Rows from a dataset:
========

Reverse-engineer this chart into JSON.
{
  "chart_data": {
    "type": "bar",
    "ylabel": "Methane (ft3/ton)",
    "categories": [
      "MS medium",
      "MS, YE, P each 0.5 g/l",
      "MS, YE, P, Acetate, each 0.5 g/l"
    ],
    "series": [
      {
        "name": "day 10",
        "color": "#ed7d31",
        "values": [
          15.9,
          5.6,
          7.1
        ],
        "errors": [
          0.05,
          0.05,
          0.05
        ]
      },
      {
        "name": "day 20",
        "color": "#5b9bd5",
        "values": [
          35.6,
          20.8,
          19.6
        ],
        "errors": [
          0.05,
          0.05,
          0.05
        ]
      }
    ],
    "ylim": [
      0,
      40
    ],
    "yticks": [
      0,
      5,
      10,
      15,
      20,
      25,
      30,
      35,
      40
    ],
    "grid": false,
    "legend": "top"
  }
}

========

● WRITTEN REQUEST: Each entry above is to be printed again exactly.

● ANSWER TO THIS EXERCISE:
Reverse-engineer this chart into JSON.
{
  "chart_data": {
    "type": "bar",
    "ylabel": "Methane (ft3/ton)",
    "categories": [
      "MS medium",
      "MS, YE, P each 0.5 g/l",
      "MS, YE, P, Acetate, each 0.5 g/l"
    ],
    "series": [
      {
        "name": "day 10",
        "color": "#ed7d31",
        "values": [
          15.9,
          5.6,
          7.1
        ],
        "errors": [
          0.05,
          0.05,
          0.05
        ]
      },
      {
        "name": "day 20",
        "color": "#5b9bd5",
        "values": [
          35.6,
          20.8,
          19.6
        ],
        "errors": [
          0.05,
          0.05,
          0.05
        ]
      }
    ],
    "ylim": [
      0,
      40
    ],
    "yticks": [
      0,
      5,
      10,
      15,
      20,
      25,
      30,
      35,
      40
    ],
    "grid": false,
    "legend": "top"
  }
}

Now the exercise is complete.